** Begin Data for processing **

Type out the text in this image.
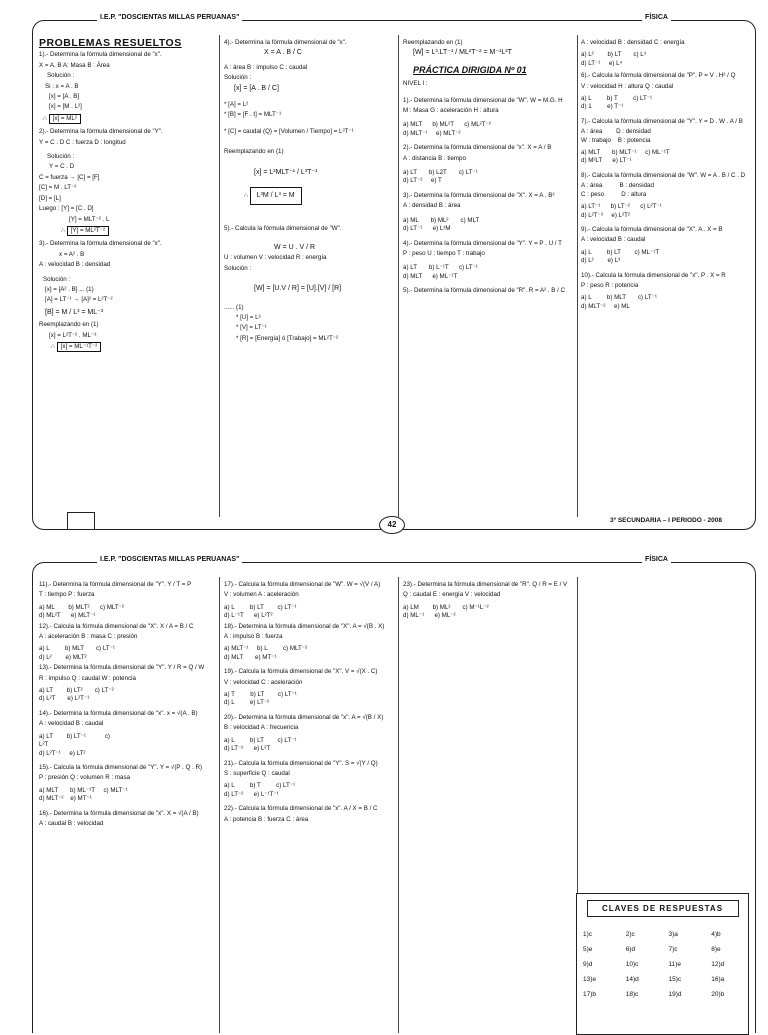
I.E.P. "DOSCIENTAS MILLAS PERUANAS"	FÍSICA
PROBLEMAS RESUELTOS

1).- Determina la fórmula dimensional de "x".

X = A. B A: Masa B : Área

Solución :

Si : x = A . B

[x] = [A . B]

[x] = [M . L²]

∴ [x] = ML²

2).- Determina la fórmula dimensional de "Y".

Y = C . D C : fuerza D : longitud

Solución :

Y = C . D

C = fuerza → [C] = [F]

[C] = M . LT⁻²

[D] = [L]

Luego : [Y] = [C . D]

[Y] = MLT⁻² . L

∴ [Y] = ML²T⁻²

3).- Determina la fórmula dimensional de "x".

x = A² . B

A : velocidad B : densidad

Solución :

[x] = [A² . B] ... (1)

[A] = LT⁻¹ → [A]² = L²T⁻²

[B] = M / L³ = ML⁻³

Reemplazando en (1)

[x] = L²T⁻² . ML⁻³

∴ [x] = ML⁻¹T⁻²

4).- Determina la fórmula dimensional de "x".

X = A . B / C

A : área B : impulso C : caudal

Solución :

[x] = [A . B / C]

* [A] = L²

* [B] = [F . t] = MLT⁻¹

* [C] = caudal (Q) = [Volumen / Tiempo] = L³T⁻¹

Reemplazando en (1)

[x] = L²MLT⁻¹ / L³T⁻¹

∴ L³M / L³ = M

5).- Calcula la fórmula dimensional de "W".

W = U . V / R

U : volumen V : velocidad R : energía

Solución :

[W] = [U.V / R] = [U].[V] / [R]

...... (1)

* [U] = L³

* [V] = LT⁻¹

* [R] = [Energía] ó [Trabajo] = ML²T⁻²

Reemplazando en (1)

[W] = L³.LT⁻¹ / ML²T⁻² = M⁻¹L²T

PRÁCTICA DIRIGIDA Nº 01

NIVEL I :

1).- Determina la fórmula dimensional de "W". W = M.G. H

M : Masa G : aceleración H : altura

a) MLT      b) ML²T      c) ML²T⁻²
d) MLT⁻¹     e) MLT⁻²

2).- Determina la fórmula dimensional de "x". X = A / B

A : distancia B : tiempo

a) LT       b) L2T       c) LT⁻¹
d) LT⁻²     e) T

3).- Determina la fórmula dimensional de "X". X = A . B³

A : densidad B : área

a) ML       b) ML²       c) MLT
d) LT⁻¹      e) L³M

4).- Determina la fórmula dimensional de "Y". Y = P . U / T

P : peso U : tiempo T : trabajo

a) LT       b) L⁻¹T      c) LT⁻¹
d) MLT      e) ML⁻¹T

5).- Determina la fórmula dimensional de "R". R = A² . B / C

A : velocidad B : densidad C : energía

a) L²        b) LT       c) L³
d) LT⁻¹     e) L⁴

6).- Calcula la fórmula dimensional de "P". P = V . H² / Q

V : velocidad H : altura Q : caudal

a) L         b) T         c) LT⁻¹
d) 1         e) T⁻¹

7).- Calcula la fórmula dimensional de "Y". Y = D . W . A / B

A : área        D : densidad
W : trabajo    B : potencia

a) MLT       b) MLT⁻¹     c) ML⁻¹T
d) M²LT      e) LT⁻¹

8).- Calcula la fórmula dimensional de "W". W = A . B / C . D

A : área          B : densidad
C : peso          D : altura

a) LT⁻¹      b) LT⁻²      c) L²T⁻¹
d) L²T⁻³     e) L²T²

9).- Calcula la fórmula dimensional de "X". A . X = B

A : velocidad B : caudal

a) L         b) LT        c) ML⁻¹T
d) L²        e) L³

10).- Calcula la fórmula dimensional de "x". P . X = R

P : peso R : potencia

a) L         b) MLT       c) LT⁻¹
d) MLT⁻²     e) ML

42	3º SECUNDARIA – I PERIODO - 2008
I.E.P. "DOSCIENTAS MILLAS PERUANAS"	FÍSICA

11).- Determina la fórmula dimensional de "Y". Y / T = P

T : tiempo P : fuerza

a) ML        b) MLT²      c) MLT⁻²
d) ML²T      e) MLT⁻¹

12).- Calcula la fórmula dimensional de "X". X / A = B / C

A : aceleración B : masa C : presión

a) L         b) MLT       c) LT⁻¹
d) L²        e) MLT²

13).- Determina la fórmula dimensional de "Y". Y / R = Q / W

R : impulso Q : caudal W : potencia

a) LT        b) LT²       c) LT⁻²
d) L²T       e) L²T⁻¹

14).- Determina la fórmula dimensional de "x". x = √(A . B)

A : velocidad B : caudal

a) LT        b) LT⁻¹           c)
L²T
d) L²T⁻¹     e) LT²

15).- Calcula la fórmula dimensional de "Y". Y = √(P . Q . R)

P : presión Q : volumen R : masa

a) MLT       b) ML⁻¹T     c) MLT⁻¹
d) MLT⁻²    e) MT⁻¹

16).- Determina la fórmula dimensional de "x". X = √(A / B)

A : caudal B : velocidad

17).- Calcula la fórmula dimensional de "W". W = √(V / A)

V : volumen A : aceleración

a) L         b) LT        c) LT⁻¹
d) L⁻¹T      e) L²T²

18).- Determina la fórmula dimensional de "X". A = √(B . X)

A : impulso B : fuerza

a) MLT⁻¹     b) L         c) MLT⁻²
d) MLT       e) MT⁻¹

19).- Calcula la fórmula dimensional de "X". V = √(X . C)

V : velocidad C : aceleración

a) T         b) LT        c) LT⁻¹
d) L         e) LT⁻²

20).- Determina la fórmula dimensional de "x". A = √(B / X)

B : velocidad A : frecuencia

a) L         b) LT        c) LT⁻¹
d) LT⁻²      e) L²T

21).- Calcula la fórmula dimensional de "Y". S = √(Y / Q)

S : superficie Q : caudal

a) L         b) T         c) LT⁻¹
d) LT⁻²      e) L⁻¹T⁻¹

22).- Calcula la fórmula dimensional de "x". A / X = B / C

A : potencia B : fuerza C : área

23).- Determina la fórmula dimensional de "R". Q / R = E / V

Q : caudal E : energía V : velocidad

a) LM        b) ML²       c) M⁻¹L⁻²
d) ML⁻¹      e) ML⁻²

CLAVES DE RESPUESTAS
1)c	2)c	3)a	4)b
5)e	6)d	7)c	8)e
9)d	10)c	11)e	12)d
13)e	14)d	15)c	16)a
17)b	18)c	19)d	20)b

** End Data for processing **

Aim
List all lines in the material containing the string "altura".

Task answer
M : Masa G : aceleración H : altura
V : velocidad H : altura Q : caudal
C : peso          D : altura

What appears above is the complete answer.